(begin)

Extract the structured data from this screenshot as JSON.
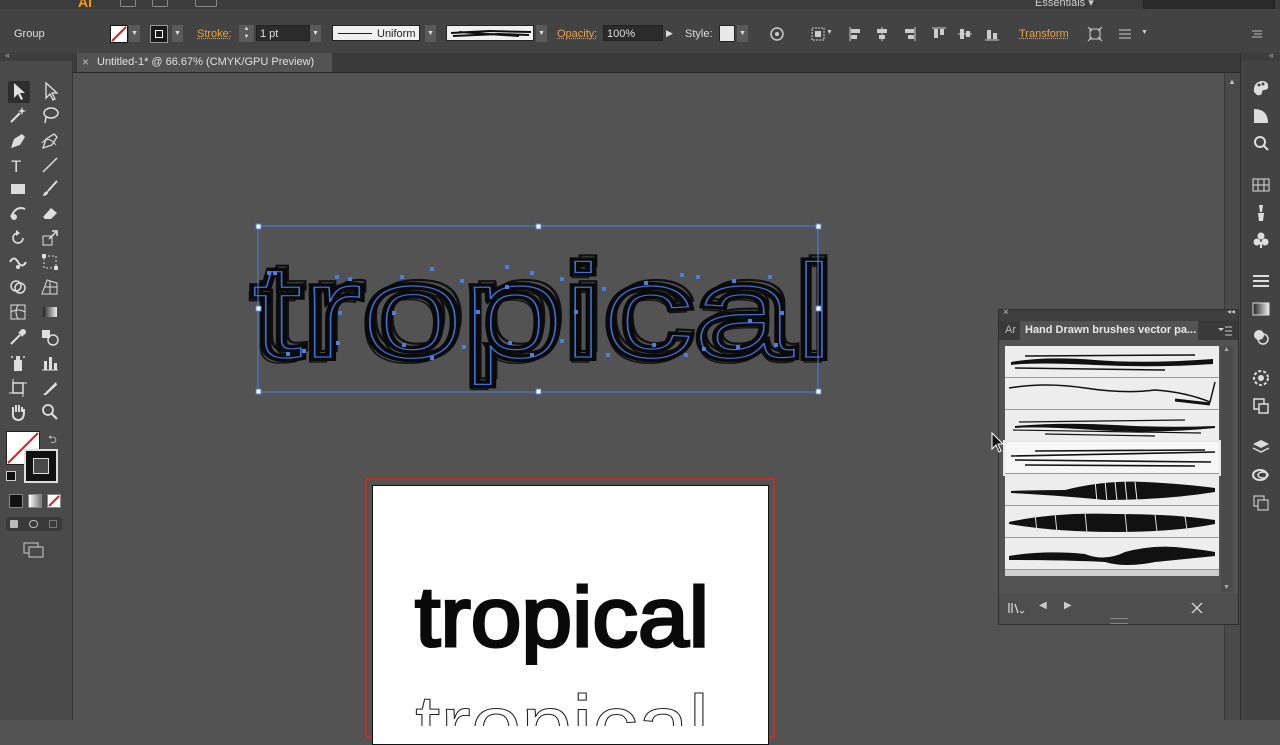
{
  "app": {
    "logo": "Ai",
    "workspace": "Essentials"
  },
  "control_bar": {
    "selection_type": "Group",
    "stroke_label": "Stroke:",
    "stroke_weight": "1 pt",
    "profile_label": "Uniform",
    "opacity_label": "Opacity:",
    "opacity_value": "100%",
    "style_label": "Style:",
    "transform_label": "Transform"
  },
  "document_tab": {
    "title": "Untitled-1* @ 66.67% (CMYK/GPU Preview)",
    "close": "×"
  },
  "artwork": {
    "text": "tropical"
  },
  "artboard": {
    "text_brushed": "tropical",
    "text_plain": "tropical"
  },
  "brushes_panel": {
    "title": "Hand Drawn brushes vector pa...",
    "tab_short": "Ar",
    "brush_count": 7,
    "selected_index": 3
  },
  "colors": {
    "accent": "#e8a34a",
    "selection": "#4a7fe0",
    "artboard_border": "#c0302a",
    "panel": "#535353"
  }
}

(end)

§ WHAT YOU HAVE TO DO
Copy out all of the material exactly as written, without its pictures.

§ WRITTEN SOLUTION
Extract the structured data from this screenshot as JSON.
{
  "app": {
    "logo": "Ai",
    "workspace": "Essentials"
  },
  "control_bar": {
    "selection_type": "Group",
    "stroke_label": "Stroke:",
    "stroke_weight": "1 pt",
    "profile_label": "Uniform",
    "opacity_label": "Opacity:",
    "opacity_value": "100%",
    "style_label": "Style:",
    "transform_label": "Transform"
  },
  "document_tab": {
    "title": "Untitled-1* @ 66.67% (CMYK/GPU Preview)",
    "close": "×"
  },
  "artwork": {
    "text": "tropical"
  },
  "artboard": {
    "text_brushed": "tropical",
    "text_plain": "tropical"
  },
  "brushes_panel": {
    "title": "Hand Drawn brushes vector pa...",
    "tab_short": "Ar",
    "brush_count": 7,
    "selected_index": 3
  },
  "colors": {
    "accent": "#e8a34a",
    "selection": "#4a7fe0",
    "artboard_border": "#c0302a",
    "panel": "#535353"
  }
}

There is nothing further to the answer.